◆ **Given problem**: Copy out the XML Matters excerpt below in full, word for word.

◆ **Selected excerpt**:
(c) Tenco Media, 2000 -- may be freely distributed if unaltered

XML MATTERS #1
On the Pythonic Treatment of XML Documents As Objects (I)

David Mertz, Ph.D.
Data Masseur, Gnosis Software, Inc.
August 2000

WHAT IS XML? WHAT IS PYTHON?
------------------------------------------------------------------------

  XML is a simplified dialect of the Standard Generalized Markup
  Language (SGML).  Many readers will be most familiar with SGML
  via one particular document type, HTML.  XML documents are
  similar to HTML in being composed of text interspersed with and
  structured by markup tags in angle-brackets.  But XML
  encompasses many systems of tags that allow XML documents to be
  used for many purposes:  magazine articles and user
  documentation, files of structured data (like CSV or EDI
  files), messages for interprocess communication between
  programs, architectural diagrams (like CAD formats), and many
  other purposes.  A set of tags can be created to capture any
  sort of structured information one might want to represent,
  which is why XML is growing in popularity as a common standard
  for representing diverse information.

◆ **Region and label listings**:
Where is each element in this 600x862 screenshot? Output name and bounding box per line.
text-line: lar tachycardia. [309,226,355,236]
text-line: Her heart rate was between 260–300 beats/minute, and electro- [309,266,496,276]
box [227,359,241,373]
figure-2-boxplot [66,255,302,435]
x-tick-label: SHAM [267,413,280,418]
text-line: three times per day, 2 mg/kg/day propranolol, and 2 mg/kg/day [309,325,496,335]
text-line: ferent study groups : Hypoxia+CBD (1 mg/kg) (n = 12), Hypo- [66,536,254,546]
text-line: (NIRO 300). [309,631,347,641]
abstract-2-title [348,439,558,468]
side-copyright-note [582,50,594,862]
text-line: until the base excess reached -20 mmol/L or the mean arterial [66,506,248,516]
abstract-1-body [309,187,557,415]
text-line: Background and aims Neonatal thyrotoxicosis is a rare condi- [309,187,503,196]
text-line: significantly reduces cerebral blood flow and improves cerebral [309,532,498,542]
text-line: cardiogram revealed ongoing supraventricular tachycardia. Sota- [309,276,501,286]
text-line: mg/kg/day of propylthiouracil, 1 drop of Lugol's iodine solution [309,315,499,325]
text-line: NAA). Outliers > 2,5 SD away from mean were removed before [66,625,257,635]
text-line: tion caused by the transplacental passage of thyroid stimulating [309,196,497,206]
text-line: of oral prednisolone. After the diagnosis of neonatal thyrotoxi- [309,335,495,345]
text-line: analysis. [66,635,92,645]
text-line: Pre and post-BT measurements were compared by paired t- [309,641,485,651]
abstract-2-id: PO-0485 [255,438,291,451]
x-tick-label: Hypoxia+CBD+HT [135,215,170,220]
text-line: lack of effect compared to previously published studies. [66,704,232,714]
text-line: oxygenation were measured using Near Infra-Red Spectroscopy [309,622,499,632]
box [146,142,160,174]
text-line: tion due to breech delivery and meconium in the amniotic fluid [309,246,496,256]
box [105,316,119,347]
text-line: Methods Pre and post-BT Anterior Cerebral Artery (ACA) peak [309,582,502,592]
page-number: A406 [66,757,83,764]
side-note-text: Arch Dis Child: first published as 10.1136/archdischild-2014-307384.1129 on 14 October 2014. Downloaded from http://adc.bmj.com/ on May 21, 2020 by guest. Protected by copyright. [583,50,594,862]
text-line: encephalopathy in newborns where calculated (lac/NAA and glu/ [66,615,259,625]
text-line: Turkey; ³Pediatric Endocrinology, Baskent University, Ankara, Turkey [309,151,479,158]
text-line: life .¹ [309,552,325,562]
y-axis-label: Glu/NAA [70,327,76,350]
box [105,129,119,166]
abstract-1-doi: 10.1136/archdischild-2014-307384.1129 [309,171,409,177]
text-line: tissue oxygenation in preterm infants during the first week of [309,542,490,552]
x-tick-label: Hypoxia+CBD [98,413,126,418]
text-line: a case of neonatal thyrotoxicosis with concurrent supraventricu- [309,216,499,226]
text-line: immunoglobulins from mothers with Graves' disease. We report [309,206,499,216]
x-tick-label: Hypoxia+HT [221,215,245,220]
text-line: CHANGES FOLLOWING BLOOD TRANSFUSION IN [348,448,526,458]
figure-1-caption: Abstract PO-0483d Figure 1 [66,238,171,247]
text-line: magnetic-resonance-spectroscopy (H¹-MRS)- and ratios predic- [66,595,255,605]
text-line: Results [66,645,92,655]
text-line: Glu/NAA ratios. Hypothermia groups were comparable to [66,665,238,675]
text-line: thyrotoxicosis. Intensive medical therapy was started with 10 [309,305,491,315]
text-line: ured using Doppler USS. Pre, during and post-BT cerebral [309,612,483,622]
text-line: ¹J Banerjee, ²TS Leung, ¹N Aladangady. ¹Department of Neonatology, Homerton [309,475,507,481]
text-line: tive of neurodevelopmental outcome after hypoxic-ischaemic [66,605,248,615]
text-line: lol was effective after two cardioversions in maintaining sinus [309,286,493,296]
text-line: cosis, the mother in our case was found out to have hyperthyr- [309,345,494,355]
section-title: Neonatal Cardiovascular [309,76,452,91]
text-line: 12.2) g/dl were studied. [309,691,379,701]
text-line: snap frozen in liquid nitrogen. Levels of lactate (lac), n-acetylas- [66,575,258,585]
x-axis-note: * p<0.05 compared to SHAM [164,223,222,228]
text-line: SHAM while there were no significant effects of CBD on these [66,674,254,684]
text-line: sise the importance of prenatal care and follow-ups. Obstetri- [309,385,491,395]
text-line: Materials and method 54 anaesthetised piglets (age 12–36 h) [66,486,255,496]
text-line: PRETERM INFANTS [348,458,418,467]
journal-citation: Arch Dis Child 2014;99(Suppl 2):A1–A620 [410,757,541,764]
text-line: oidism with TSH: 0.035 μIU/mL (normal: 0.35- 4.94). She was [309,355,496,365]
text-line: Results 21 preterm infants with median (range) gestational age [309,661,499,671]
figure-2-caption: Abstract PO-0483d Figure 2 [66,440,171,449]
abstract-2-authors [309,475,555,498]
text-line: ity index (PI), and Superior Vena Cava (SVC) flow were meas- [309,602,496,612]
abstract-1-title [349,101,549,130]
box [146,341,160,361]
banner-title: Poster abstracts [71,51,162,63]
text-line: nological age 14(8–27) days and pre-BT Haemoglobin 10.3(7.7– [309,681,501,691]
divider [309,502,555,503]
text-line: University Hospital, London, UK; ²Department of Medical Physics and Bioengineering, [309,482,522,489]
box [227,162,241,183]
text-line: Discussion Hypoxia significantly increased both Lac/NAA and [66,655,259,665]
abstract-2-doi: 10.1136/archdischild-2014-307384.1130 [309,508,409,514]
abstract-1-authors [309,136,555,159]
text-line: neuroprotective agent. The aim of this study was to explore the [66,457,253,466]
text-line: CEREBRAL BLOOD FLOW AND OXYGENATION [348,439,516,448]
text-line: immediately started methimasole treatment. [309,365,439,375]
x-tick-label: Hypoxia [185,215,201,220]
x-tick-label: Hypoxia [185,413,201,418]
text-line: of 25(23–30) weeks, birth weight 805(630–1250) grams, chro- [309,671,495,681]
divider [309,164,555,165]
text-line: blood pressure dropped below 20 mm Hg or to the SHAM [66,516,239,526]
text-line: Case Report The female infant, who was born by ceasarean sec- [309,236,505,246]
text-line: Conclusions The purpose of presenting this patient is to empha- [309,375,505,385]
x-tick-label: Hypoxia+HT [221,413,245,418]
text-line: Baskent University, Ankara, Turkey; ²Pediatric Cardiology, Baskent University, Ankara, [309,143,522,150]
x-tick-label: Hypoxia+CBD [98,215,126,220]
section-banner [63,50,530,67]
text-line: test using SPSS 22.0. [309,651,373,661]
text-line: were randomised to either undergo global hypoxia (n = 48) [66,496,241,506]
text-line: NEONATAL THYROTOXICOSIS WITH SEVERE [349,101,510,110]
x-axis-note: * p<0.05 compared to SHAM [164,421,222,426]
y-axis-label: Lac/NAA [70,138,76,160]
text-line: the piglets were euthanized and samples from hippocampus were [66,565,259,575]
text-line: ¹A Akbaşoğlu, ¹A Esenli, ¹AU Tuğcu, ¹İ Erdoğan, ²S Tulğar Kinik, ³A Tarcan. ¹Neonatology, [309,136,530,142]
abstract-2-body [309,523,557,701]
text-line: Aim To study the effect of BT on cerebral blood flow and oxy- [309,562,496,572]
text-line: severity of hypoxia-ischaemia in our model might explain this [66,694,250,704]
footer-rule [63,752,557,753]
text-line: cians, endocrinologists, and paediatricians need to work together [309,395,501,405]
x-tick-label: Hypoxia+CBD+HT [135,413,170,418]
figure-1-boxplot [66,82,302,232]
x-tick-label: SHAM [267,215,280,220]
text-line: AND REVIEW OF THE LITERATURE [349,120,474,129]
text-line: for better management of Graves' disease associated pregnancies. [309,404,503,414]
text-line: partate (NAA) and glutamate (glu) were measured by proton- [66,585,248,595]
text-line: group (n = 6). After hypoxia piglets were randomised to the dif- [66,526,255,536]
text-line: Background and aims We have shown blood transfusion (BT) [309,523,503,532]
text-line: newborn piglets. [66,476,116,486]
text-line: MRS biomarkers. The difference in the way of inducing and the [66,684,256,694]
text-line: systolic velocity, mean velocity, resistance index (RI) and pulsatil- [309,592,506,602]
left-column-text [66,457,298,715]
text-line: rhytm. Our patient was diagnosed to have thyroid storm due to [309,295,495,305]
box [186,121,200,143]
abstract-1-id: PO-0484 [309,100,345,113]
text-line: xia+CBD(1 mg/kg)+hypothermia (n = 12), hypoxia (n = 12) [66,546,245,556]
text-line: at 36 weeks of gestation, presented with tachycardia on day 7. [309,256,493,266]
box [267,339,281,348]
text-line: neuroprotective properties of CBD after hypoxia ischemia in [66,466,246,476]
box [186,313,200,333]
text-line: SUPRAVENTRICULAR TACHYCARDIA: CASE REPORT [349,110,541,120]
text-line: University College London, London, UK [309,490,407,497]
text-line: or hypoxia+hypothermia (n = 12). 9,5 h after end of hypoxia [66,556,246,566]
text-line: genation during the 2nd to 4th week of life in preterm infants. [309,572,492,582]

◆ **Answer**:
(c) Tenco Media, 2000 -- may be freely distributed if unaltered

XML MATTERS #1
On the Pythonic Treatment of XML Documents As Objects (I)

David Mertz, Ph.D.
Data Masseur, Gnosis Software, Inc.
August 2000

WHAT IS XML? WHAT IS PYTHON?
------------------------------------------------------------------------

  XML is a simplified dialect of the Standard Generalized Markup
  Language (SGML).  Many readers will be most familiar with SGML
  via one particular document type, HTML.  XML documents are
  similar to HTML in being composed of text interspersed with and
  structured by markup tags in angle-brackets.  But XML
  encompasses many systems of tags that allow XML documents to be
  used for many purposes:  magazine articles and user
  documentation, files of structured data (like CSV or EDI
  files), messages for interprocess communication between
  programs, architectural diagrams (like CAD formats), and many
  other purposes.  A set of tags can be created to capture any
  sort of structured information one might want to represent,
  which is why XML is growing in popularity as a common standard
  for representing diverse information.